Stored entries
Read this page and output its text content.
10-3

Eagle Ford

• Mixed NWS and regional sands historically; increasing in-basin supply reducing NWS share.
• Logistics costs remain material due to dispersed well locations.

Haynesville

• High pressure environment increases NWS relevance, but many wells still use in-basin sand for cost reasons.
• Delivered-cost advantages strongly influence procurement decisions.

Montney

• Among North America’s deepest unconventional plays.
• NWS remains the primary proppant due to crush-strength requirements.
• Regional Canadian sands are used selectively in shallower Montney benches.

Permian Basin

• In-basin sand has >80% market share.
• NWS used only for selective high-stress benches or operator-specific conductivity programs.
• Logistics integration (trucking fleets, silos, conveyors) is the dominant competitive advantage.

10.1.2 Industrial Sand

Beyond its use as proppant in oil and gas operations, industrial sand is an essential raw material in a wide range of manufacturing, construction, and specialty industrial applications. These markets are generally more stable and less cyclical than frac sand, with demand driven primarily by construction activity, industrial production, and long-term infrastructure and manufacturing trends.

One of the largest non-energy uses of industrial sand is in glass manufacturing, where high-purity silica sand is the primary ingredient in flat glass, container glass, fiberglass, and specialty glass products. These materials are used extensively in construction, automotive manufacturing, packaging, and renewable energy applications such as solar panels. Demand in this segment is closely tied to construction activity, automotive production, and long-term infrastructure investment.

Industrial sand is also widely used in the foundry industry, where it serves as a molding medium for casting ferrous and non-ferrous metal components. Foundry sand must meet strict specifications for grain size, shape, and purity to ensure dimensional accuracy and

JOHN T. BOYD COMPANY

_Problem to solve_.
Check each line above for "long" and return the ones that have it.

_Response to this exercise_.
Beyond its use as proppant in oil and gas operations, industrial sand is an essential raw material in a wide range of manufacturing, construction, and specialty industrial applications. These markets are generally more stable and less cyclical than frac sand, with demand driven primarily by construction activity, industrial production, and long-term infrastructure and manufacturing trends.
One of the largest non-energy uses of industrial sand is in glass manufacturing, where high-purity silica sand is the primary ingredient in flat glass, container glass, fiberglass, and specialty glass products. These materials are used extensively in construction, automotive manufacturing, packaging, and renewable energy applications such as solar panels. Demand in this segment is closely tied to construction activity, automotive production, and long-term infrastructure investment.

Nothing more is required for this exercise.